WHAT TO DO :: Output these lines exactly as they appear in the material.

Layout element entries

►

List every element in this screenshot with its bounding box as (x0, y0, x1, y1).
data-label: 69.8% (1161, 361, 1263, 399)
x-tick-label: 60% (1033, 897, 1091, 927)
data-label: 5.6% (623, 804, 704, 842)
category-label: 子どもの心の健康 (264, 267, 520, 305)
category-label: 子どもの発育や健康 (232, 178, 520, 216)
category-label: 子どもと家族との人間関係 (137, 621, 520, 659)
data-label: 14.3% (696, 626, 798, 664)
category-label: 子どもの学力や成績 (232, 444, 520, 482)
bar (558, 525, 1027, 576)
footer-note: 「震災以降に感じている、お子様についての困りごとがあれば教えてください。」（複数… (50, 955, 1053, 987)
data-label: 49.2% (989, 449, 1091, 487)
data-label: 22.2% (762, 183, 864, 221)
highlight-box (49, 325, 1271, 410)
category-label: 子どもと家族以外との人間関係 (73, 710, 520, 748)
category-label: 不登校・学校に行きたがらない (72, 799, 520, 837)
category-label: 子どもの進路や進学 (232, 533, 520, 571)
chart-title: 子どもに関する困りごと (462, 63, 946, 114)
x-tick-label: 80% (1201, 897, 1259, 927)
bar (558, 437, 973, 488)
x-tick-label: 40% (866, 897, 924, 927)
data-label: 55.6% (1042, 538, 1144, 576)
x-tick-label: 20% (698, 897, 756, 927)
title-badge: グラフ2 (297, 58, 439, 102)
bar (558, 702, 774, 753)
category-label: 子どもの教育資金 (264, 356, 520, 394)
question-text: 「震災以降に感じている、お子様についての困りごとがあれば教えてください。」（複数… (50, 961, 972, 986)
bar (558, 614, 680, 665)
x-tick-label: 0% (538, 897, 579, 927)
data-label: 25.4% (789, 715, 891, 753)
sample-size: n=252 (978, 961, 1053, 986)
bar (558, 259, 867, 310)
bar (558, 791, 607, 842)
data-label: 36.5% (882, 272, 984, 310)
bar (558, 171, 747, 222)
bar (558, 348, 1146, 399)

◄

OUTPUT OF THE TASK ::
List every element in this screenshot with its bounding box as (x0, y0, x1, y1).
data-label: 69.8% (1161, 361, 1263, 399)
x-tick-label: 60% (1033, 897, 1091, 927)
data-label: 5.6% (623, 804, 704, 842)
category-label: 子どもの心の健康 (264, 267, 520, 305)
category-label: 子どもの発育や健康 (232, 178, 520, 216)
category-label: 子どもと家族との人間関係 (137, 621, 520, 659)
data-label: 14.3% (696, 626, 798, 664)
category-label: 子どもの学力や成績 (232, 444, 520, 482)
bar (558, 525, 1027, 576)
footer-note: 「震災以降に感じている、お子様についての困りごとがあれば教えてください。」（複数… (50, 955, 1053, 987)
data-label: 49.2% (989, 449, 1091, 487)
data-label: 22.2% (762, 183, 864, 221)
highlight-box (49, 325, 1271, 410)
category-label: 子どもと家族以外との人間関係 (73, 710, 520, 748)
category-label: 不登校・学校に行きたがらない (72, 799, 520, 837)
category-label: 子どもの進路や進学 (232, 533, 520, 571)
chart-title: 子どもに関する困りごと (462, 63, 946, 114)
x-tick-label: 80% (1201, 897, 1259, 927)
bar (558, 437, 973, 488)
x-tick-label: 40% (866, 897, 924, 927)
data-label: 55.6% (1042, 538, 1144, 576)
x-tick-label: 20% (698, 897, 756, 927)
title-badge: グラフ2 (297, 58, 439, 102)
bar (558, 702, 774, 753)
category-label: 子どもの教育資金 (264, 356, 520, 394)
question-text: 「震災以降に感じている、お子様についての困りごとがあれば教えてください。」（複数… (50, 961, 972, 986)
bar (558, 614, 680, 665)
x-tick-label: 0% (538, 897, 579, 927)
data-label: 25.4% (789, 715, 891, 753)
sample-size: n=252 (978, 961, 1053, 986)
bar (558, 259, 867, 310)
bar (558, 791, 607, 842)
data-label: 36.5% (882, 272, 984, 310)
bar (558, 171, 747, 222)
bar (558, 348, 1146, 399)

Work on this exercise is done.